Among these lines, how many include "ylabel"? Answer only with the number.

* DATA IN THIS EXERCISE
* * *

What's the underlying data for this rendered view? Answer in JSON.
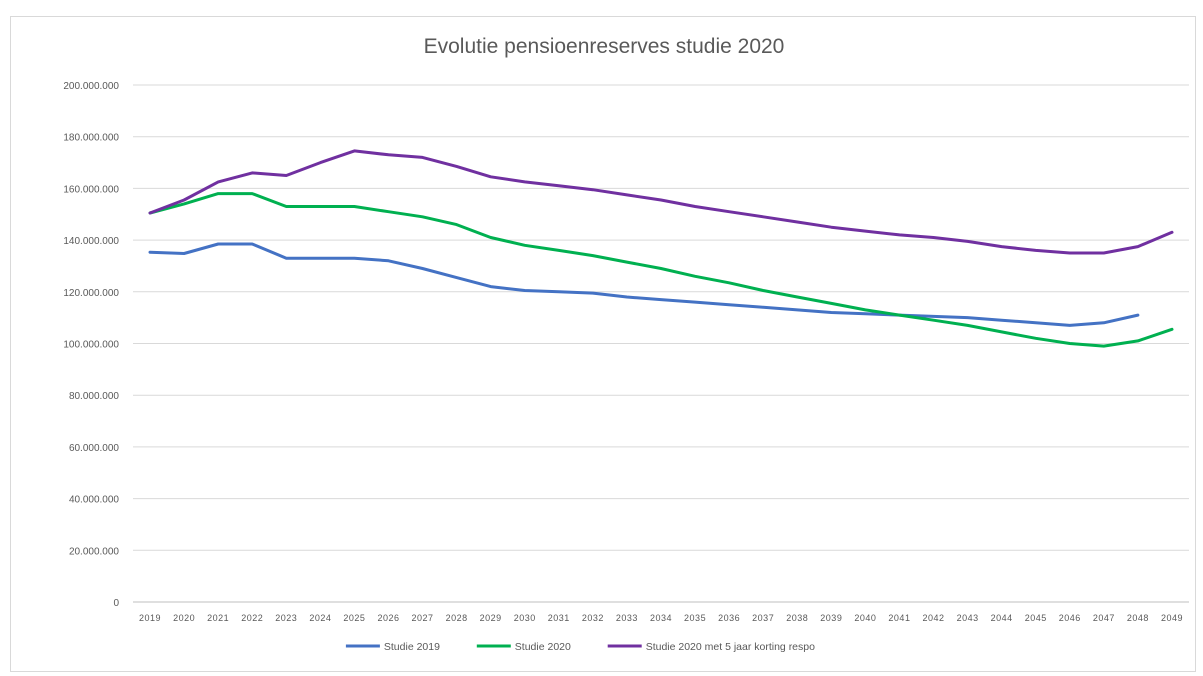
{
  "chart_data": {
    "type": "line",
    "title": "Evolutie pensioenreserves studie 2020",
    "xlabel": "",
    "ylabel": "",
    "ylim": [
      0,
      200000000
    ],
    "y_ticks": [
      0,
      20000000,
      40000000,
      60000000,
      80000000,
      100000000,
      120000000,
      140000000,
      160000000,
      180000000,
      200000000
    ],
    "y_tick_labels": [
      "0",
      "20.000.000",
      "40.000.000",
      "60.000.000",
      "80.000.000",
      "100.000.000",
      "120.000.000",
      "140.000.000",
      "160.000.000",
      "180.000.000",
      "200.000.000"
    ],
    "categories": [
      "2019",
      "2020",
      "2021",
      "2022",
      "2023",
      "2024",
      "2025",
      "2026",
      "2027",
      "2028",
      "2029",
      "2030",
      "2031",
      "2032",
      "2033",
      "2034",
      "2035",
      "2036",
      "2037",
      "2038",
      "2039",
      "2040",
      "2041",
      "2042",
      "2043",
      "2044",
      "2045",
      "2046",
      "2047",
      "2048",
      "2049"
    ],
    "grid": true,
    "legend_position": "bottom",
    "series": [
      {
        "name": "Studie 2019",
        "color": "#4472c4",
        "values": [
          135300000,
          134800000,
          138500000,
          138500000,
          133000000,
          133000000,
          133000000,
          132000000,
          129000000,
          125500000,
          122000000,
          120500000,
          120000000,
          119500000,
          118000000,
          117000000,
          116000000,
          115000000,
          114000000,
          113000000,
          112000000,
          111500000,
          111000000,
          110500000,
          110000000,
          109000000,
          108000000,
          107000000,
          108000000,
          111000000,
          null
        ]
      },
      {
        "name": "Studie 2020",
        "color": "#00b050",
        "values": [
          150500000,
          154000000,
          158000000,
          158000000,
          153000000,
          153000000,
          153000000,
          151000000,
          149000000,
          146000000,
          141000000,
          138000000,
          136000000,
          134000000,
          131500000,
          129000000,
          126000000,
          123500000,
          120500000,
          118000000,
          115500000,
          113000000,
          111000000,
          109000000,
          107000000,
          104500000,
          102000000,
          100000000,
          99000000,
          101000000,
          105500000
        ]
      },
      {
        "name": "Studie 2020 met 5 jaar korting respo",
        "color": "#7030a0",
        "values": [
          150500000,
          155500000,
          162500000,
          166000000,
          165000000,
          170000000,
          174500000,
          173000000,
          172000000,
          168500000,
          164500000,
          162500000,
          161000000,
          159500000,
          157500000,
          155500000,
          153000000,
          151000000,
          149000000,
          147000000,
          145000000,
          143500000,
          142000000,
          141000000,
          139500000,
          137500000,
          136000000,
          135000000,
          135000000,
          137500000,
          143000000
        ]
      }
    ]
  }
}
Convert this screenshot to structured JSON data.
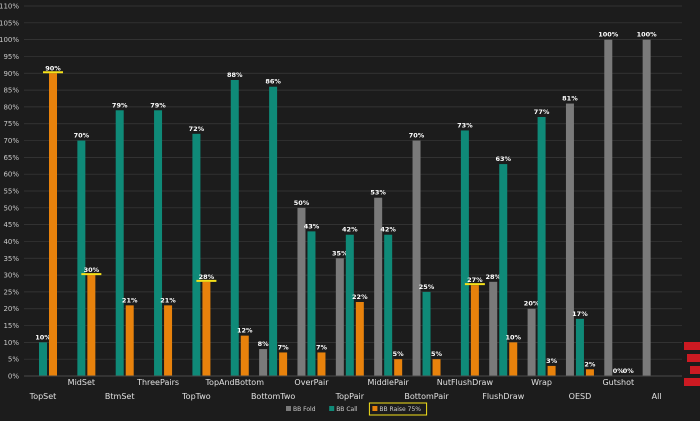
{
  "chart_data": {
    "type": "bar",
    "categories": [
      "TopSet",
      "MidSet",
      "BtmSet",
      "ThreePairs",
      "TopTwo",
      "TopAndBottom",
      "BottomTwo",
      "OverPair",
      "TopPair",
      "MiddlePair",
      "BottomPair",
      "NutFlushDraw",
      "FlushDraw",
      "Wrap",
      "OESD",
      "Gutshot",
      "All"
    ],
    "series": [
      {
        "name": "BB Fold",
        "color": "#7a7a7a",
        "values": [
          0,
          0,
          0,
          0,
          0,
          0,
          8,
          50,
          35,
          53,
          70,
          0,
          28,
          20,
          81,
          100,
          100
        ]
      },
      {
        "name": "BB Call",
        "color": "#0f8a78",
        "values": [
          10,
          70,
          79,
          79,
          72,
          88,
          86,
          43,
          42,
          42,
          25,
          73,
          63,
          77,
          17,
          0,
          0
        ]
      },
      {
        "name": "BB Raise 75%",
        "color": "#e8820c",
        "values": [
          90,
          30,
          21,
          21,
          28,
          12,
          7,
          7,
          22,
          5,
          5,
          27,
          10,
          3,
          2,
          0,
          0
        ]
      }
    ],
    "data_labels": [
      [
        null,
        null,
        null,
        null,
        null,
        null,
        "8%",
        "50%",
        "35%",
        "53%",
        "70%",
        null,
        "28%",
        "20%",
        "81%",
        "100%",
        "100%"
      ],
      [
        "10%",
        "70%",
        "79%",
        "79%",
        "72%",
        "88%",
        "86%",
        "43%",
        "42%",
        "42%",
        "25%",
        "73%",
        "63%",
        "77%",
        "17%",
        "0%",
        null
      ],
      [
        "90%",
        "30%",
        "21%",
        "21%",
        "28%",
        "12%",
        "7%",
        "7%",
        "22%",
        "5%",
        "5%",
        "27%",
        "10%",
        "3%",
        "2%",
        "0%",
        null
      ]
    ],
    "highlighted_labels": [
      "TopSet",
      "MidSet",
      "TopTwo",
      "NutFlushDraw"
    ],
    "y_ticks": [
      "0%",
      "5%",
      "10%",
      "15%",
      "20%",
      "25%",
      "30%",
      "35%",
      "40%",
      "45%",
      "50%",
      "55%",
      "60%",
      "65%",
      "70%",
      "75%",
      "80%",
      "85%",
      "90%",
      "95%",
      "100%",
      "105%",
      "110%"
    ],
    "ylim": [
      0,
      110
    ],
    "grid": true,
    "legend": {
      "position": "bottom",
      "highlighted": "BB Raise 75%"
    },
    "highlight_color": "#f5e11a",
    "logo_color": "#cc1a22"
  }
}
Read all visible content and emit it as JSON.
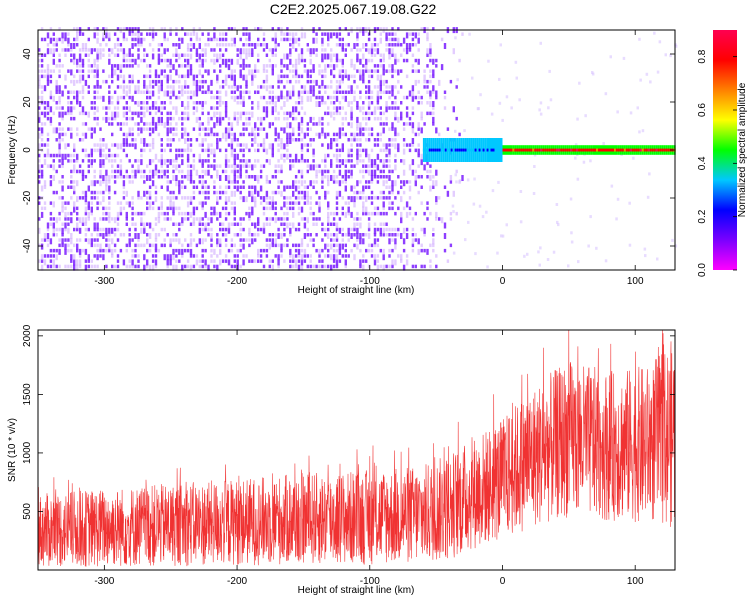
{
  "title": "C2E2.2025.067.19.08.G22",
  "chart_data": [
    {
      "type": "heatmap",
      "xlabel": "Height of straight line (km)",
      "ylabel": "Frequency (Hz)",
      "xlim": [
        -350,
        130
      ],
      "ylim": [
        -50,
        50
      ],
      "xticks": [
        -300,
        -200,
        -100,
        0,
        100
      ],
      "yticks": [
        -40,
        -20,
        0,
        20,
        40
      ],
      "colorbar": {
        "label": "Normalized spectral amplitude",
        "range": [
          0.0,
          0.9
        ],
        "ticks": [
          "0.0",
          "0.2",
          "0.4",
          "0.6",
          "0.8"
        ],
        "colormap": [
          "#ff00ff",
          "#7a00ff",
          "#0000ff",
          "#00c8ff",
          "#00ff00",
          "#ffff00",
          "#ff8000",
          "#ff0000",
          "#ff0050"
        ]
      },
      "regions": [
        {
          "name": "noise",
          "x_range": [
            -350,
            -60
          ],
          "y_range": [
            -50,
            50
          ],
          "amplitude": 0.05
        },
        {
          "name": "transition",
          "x_range": [
            -60,
            0
          ],
          "y_range": [
            -5,
            5
          ],
          "amplitude": 0.3
        },
        {
          "name": "signal",
          "x_range": [
            0,
            130
          ],
          "y_range": [
            -2,
            2
          ],
          "amplitude": 0.85
        }
      ]
    },
    {
      "type": "line",
      "xlabel": "Height of straight line (km)",
      "ylabel": "SNR (10 * v/v)",
      "xlim": [
        -350,
        130
      ],
      "ylim": [
        0,
        2050
      ],
      "xticks": [
        -300,
        -200,
        -100,
        0,
        100
      ],
      "yticks": [
        500,
        1000,
        1500,
        2000
      ],
      "series": [
        {
          "color": "#f03232",
          "envelope": [
            {
              "x": -350,
              "low": 20,
              "high": 650
            },
            {
              "x": -300,
              "low": 20,
              "high": 700
            },
            {
              "x": -250,
              "low": 30,
              "high": 740
            },
            {
              "x": -200,
              "low": 40,
              "high": 780
            },
            {
              "x": -150,
              "low": 40,
              "high": 830
            },
            {
              "x": -100,
              "low": 40,
              "high": 860
            },
            {
              "x": -60,
              "low": 50,
              "high": 900
            },
            {
              "x": -40,
              "low": 80,
              "high": 1000
            },
            {
              "x": -20,
              "low": 180,
              "high": 1150
            },
            {
              "x": 0,
              "low": 250,
              "high": 1300
            },
            {
              "x": 20,
              "low": 350,
              "high": 1550
            },
            {
              "x": 50,
              "low": 450,
              "high": 1800
            },
            {
              "x": 80,
              "low": 420,
              "high": 1700
            },
            {
              "x": 110,
              "low": 400,
              "high": 1750
            },
            {
              "x": 130,
              "low": 350,
              "high": 2000
            }
          ]
        }
      ]
    }
  ]
}
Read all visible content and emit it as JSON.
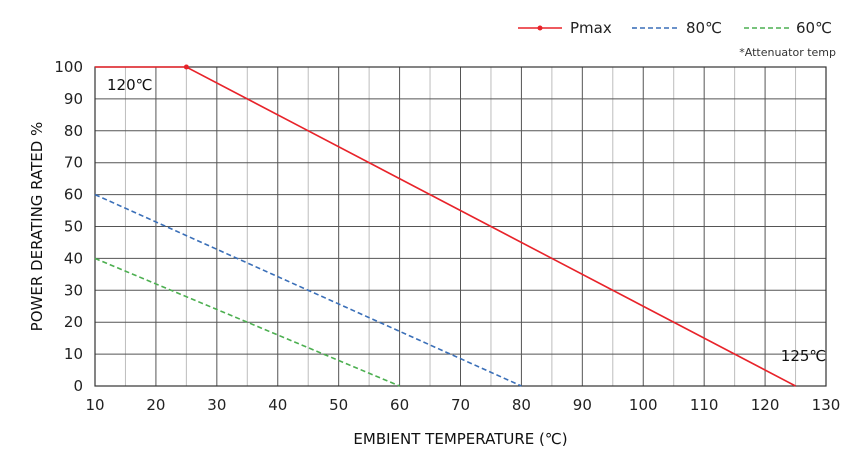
{
  "chart_data": {
    "type": "line",
    "title": "",
    "xlabel": "EMBIENT TEMPERATURE (℃)",
    "ylabel": "POWER DERATING RATED %",
    "xlim": [
      10,
      130
    ],
    "ylim": [
      0,
      100
    ],
    "xticks": [
      10,
      20,
      30,
      40,
      50,
      60,
      70,
      80,
      90,
      100,
      110,
      120,
      130
    ],
    "yticks": [
      0,
      10,
      20,
      30,
      40,
      50,
      60,
      70,
      80,
      90,
      100
    ],
    "x_minor_step": 5,
    "grid": true,
    "legend_position": "top-right",
    "note": "*Attenuator temp",
    "series": [
      {
        "name": "Pmax",
        "color": "#e8232a",
        "style": "solid",
        "marker": "dot",
        "points": [
          [
            10,
            100
          ],
          [
            25,
            100
          ],
          [
            125,
            0
          ]
        ]
      },
      {
        "name": "80℃",
        "color": "#3a6fb8",
        "style": "dashed",
        "points": [
          [
            10,
            60
          ],
          [
            80,
            0
          ]
        ]
      },
      {
        "name": "60℃",
        "color": "#4caf50",
        "style": "dashed",
        "points": [
          [
            10,
            40
          ],
          [
            60,
            0
          ]
        ]
      }
    ],
    "annotations": [
      {
        "text": "120℃",
        "x": 10,
        "y": 100
      },
      {
        "text": "125℃",
        "x": 125,
        "y": 0
      }
    ]
  }
}
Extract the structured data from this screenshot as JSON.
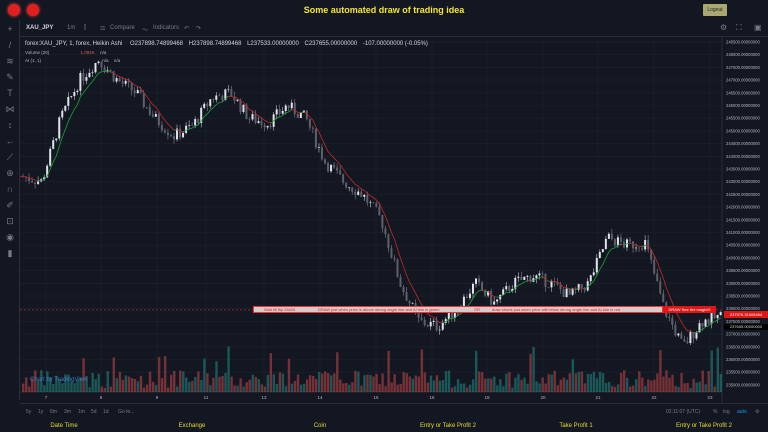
{
  "header": {
    "title": "Some automated draw of trading idea",
    "logout": "Logout"
  },
  "toolbar": {
    "symbol": "XAU_JPY",
    "interval": "1m",
    "compare": "Compare",
    "indicators": "Indicators"
  },
  "legend": {
    "series": "forex:XAU_JPY, 1, forex, Heikin Ashi",
    "open": "O237898.74899468",
    "high": "H237898.74899468",
    "low": "L237533.00000000",
    "close": "C237655.00000000",
    "change": "-107.00000000 (-0.05%)",
    "volume": "Volume (20)",
    "volume_val": "1.092K",
    "volume_na": "n/a",
    "ai": "AI (1, 1)",
    "ai_na1": "n/a",
    "ai_na2": "n/a"
  },
  "banner": {
    "t1": "Wait till flip 23825",
    "t2": "DRAW just when price is above strong angle line and AI line is green",
    "t3": "OR",
    "t4": "draw shorts just when price still below strong angle line and AI line is red",
    "t5": "DRAW See the magic!!!"
  },
  "price_axis": {
    "labels": [
      "248500.00000000",
      "248000.00000000",
      "247500.00000000",
      "247000.00000000",
      "246500.00000000",
      "246000.00000000",
      "245500.00000000",
      "245000.00000000",
      "244500.00000000",
      "244000.00000000",
      "243500.00000000",
      "243000.00000000",
      "242500.00000000",
      "242000.00000000",
      "241500.00000000",
      "241000.00000000",
      "240500.00000000",
      "240000.00000000",
      "239500.00000000",
      "239000.00000000",
      "238500.00000000",
      "238000.00000000",
      "237500.00000000",
      "237000.00000000",
      "236500.00000000",
      "236000.00000000",
      "235500.00000000",
      "235000.00000000"
    ],
    "current": "237976.31505484",
    "last": "237655.00000000"
  },
  "time_axis": [
    "7",
    "8",
    "9",
    "11",
    "13",
    "14",
    "15",
    "16",
    "18",
    "20",
    "21",
    "22",
    "23"
  ],
  "bottom": {
    "ranges": [
      "5y",
      "1y",
      "6m",
      "3m",
      "1m",
      "5d",
      "1d",
      "Go to..."
    ],
    "clock": "02:11:07 (UTC)",
    "pct": "%",
    "log": "log",
    "auto": "auto"
  },
  "watermark": "Chart by TradingView",
  "footer": [
    "Date Time",
    "Exchange",
    "Coin",
    "Entry or Take Profit 2",
    "Take Profit 1",
    "Entry or Take Profit 2"
  ],
  "colors": {
    "up": "#26a69a",
    "down": "#ef5350",
    "title": "#f5e62a",
    "ai_green": "#1fa33a",
    "ai_red": "#c62828"
  },
  "chart_data": {
    "type": "candlestick",
    "style": "Heikin Ashi",
    "ylim": [
      235000,
      248700
    ],
    "close_path": [
      243200,
      243000,
      245500,
      247000,
      247800,
      247000,
      246500,
      245500,
      244800,
      245200,
      246300,
      246500,
      245500,
      245300,
      246000,
      245500,
      243800,
      243000,
      242500,
      241500,
      239000,
      237500,
      237300,
      238000,
      239000,
      238200,
      239000,
      239300,
      239000,
      238500,
      239000,
      240800,
      240500,
      240600,
      238000,
      236500,
      237500,
      237700
    ]
  }
}
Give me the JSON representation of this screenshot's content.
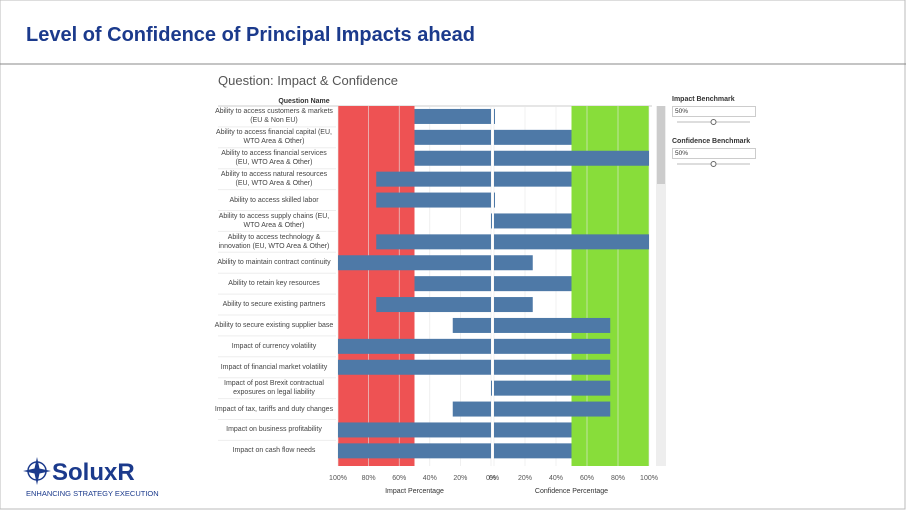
{
  "header": {
    "title": "Level of Confidence of Principal Impacts ahead"
  },
  "logo": {
    "name": "SoluxR",
    "tagline": "ENHANCING STRATEGY EXECUTION"
  },
  "dashboard": {
    "title": "Question: Impact & Confidence",
    "row_header": "Question Name"
  },
  "controls": [
    {
      "label": "Impact Benchmark",
      "value": 50,
      "value_label": "50%"
    },
    {
      "label": "Confidence Benchmark",
      "value": 50,
      "value_label": "50%"
    }
  ],
  "chart_data": [
    {
      "type": "bar",
      "orientation": "horizontal",
      "x_label": "Impact Percentage",
      "color": "#4e79a7",
      "band_color": "#ee5253",
      "categories": [
        "Ability to access customers & markets (EU & Non EU)",
        "Ability to access financial capital (EU, WTO Area & Other)",
        "Ability to access financial services (EU, WTO Area & Other)",
        "Ability to access natural resources (EU, WTO Area & Other)",
        "Ability to access skilled labor",
        "Ability to access supply chains (EU, WTO Area & Other)",
        "Ability to access technology & innovation (EU, WTO Area & Other)",
        "Ability to maintain contract continuity",
        "Ability to retain key resources",
        "Ability to secure existing partners",
        "Ability to secure existing supplier base",
        "Impact of currency volatility",
        "Impact of financial market volatility",
        "Impact of post Brexit contractual exposures on legal liability",
        "Impact of tax, tariffs and duty changes",
        "Impact on business profitability",
        "Impact on cash flow needs"
      ],
      "values": [
        50,
        50,
        50,
        75,
        75,
        0,
        75,
        100,
        50,
        75,
        25,
        100,
        100,
        0,
        25,
        100,
        100
      ],
      "xlim": [
        100,
        0
      ],
      "xticks": [
        {
          "value": 100,
          "label": "100%"
        },
        {
          "value": 80,
          "label": "80%"
        },
        {
          "value": 60,
          "label": "60%"
        },
        {
          "value": 40,
          "label": "40%"
        },
        {
          "value": 20,
          "label": "20%"
        },
        {
          "value": 0,
          "label": "0%"
        }
      ]
    },
    {
      "type": "bar",
      "orientation": "horizontal",
      "x_label": "Confidence Percentage",
      "color": "#4e79a7",
      "band_color": "#88dd3a",
      "values": [
        0,
        50,
        100,
        50,
        0,
        50,
        100,
        25,
        50,
        25,
        75,
        75,
        75,
        75,
        75,
        50,
        50
      ],
      "xlim": [
        0,
        100
      ],
      "xticks": [
        {
          "value": 0,
          "label": "0%"
        },
        {
          "value": 20,
          "label": "20%"
        },
        {
          "value": 40,
          "label": "40%"
        },
        {
          "value": 60,
          "label": "60%"
        },
        {
          "value": 80,
          "label": "80%"
        },
        {
          "value": 100,
          "label": "100%"
        }
      ]
    }
  ]
}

* * *

* RESPONSE TO THE TASK
4